Copy all lines below containing "kind".

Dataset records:
[START]

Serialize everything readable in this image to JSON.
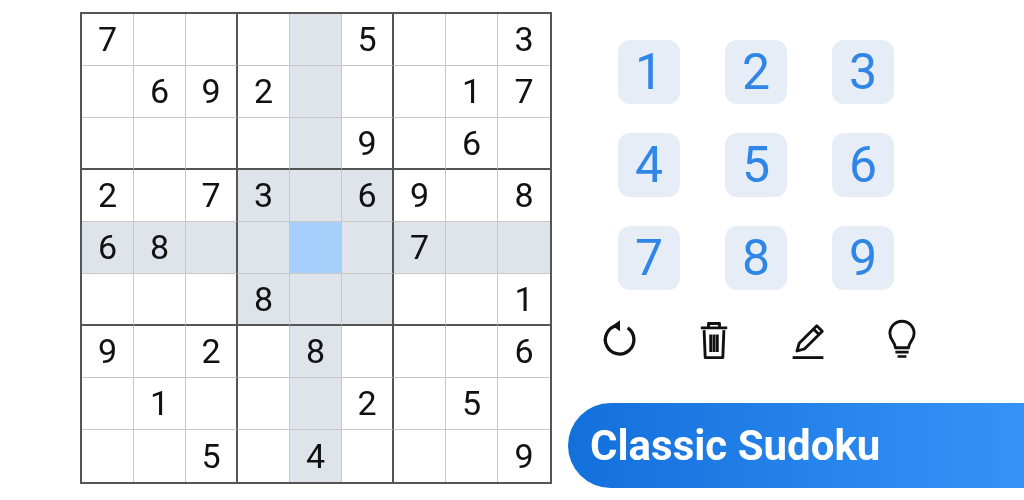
{
  "grid": {
    "rows": [
      [
        {
          "value": "7",
          "selected": false
        },
        {
          "selected": false
        },
        {
          "selected": false
        },
        {
          "selected": false
        },
        {
          "selected": false
        },
        {
          "value": "5",
          "selected": false
        },
        {
          "selected": false
        },
        {
          "selected": false
        },
        {
          "value": "3",
          "selected": false
        }
      ],
      [
        {
          "selected": false
        },
        {
          "value": "6",
          "selected": false
        },
        {
          "value": "9",
          "selected": false
        },
        {
          "value": "2",
          "selected": false
        },
        {
          "selected": false
        },
        {
          "selected": false
        },
        {
          "selected": false
        },
        {
          "value": "1",
          "selected": false
        },
        {
          "value": "7",
          "selected": false
        }
      ],
      [
        {
          "selected": false
        },
        {
          "selected": false
        },
        {
          "selected": false
        },
        {
          "selected": false
        },
        {
          "selected": false
        },
        {
          "value": "9",
          "selected": false
        },
        {
          "selected": false
        },
        {
          "value": "6",
          "selected": false
        },
        {
          "selected": false
        }
      ],
      [
        {
          "value": "2",
          "selected": false
        },
        {
          "selected": false
        },
        {
          "value": "7",
          "selected": false
        },
        {
          "value": "3",
          "selected": false
        },
        {
          "selected": false
        },
        {
          "value": "6",
          "selected": false
        },
        {
          "value": "9",
          "selected": false
        },
        {
          "selected": false
        },
        {
          "value": "8",
          "selected": false
        }
      ],
      [
        {
          "value": "6",
          "selected": false
        },
        {
          "value": "8",
          "selected": false
        },
        {
          "selected": false
        },
        {
          "selected": false
        },
        {
          "selected": true
        },
        {
          "selected": false
        },
        {
          "value": "7",
          "selected": false
        },
        {
          "selected": false
        },
        {
          "selected": false
        }
      ],
      [
        {
          "selected": false
        },
        {
          "selected": false
        },
        {
          "selected": false
        },
        {
          "value": "8",
          "selected": false
        },
        {
          "selected": false
        },
        {
          "selected": false
        },
        {
          "selected": false
        },
        {
          "selected": false
        },
        {
          "value": "1",
          "selected": false
        }
      ],
      [
        {
          "value": "9",
          "selected": false
        },
        {
          "selected": false
        },
        {
          "value": "2",
          "selected": false
        },
        {
          "selected": false
        },
        {
          "value": "8",
          "selected": false
        },
        {
          "selected": false
        },
        {
          "selected": false
        },
        {
          "selected": false
        },
        {
          "value": "6",
          "selected": false
        }
      ],
      [
        {
          "selected": false
        },
        {
          "value": "1",
          "selected": false
        },
        {
          "selected": false
        },
        {
          "selected": false
        },
        {
          "selected": false
        },
        {
          "value": "2",
          "selected": false
        },
        {
          "selected": false
        },
        {
          "value": "5",
          "selected": false
        },
        {
          "selected": false
        }
      ],
      [
        {
          "selected": false
        },
        {
          "selected": false
        },
        {
          "value": "5",
          "selected": false
        },
        {
          "selected": false
        },
        {
          "value": "4",
          "selected": false
        },
        {
          "selected": false
        },
        {
          "selected": false
        },
        {
          "selected": false
        },
        {
          "value": "9",
          "selected": false
        }
      ]
    ]
  },
  "number_pad": [
    "1",
    "2",
    "3",
    "4",
    "5",
    "6",
    "7",
    "8",
    "9"
  ],
  "tools": [
    {
      "kind": "undo"
    },
    {
      "kind": "erase"
    },
    {
      "kind": "notes"
    },
    {
      "kind": "hint"
    }
  ],
  "banner": {
    "title": "Classic Sudoku"
  }
}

[END]

### Complete answer
      "kind": "undo"
      "kind": "erase"
      "kind": "notes"
      "kind": "hint"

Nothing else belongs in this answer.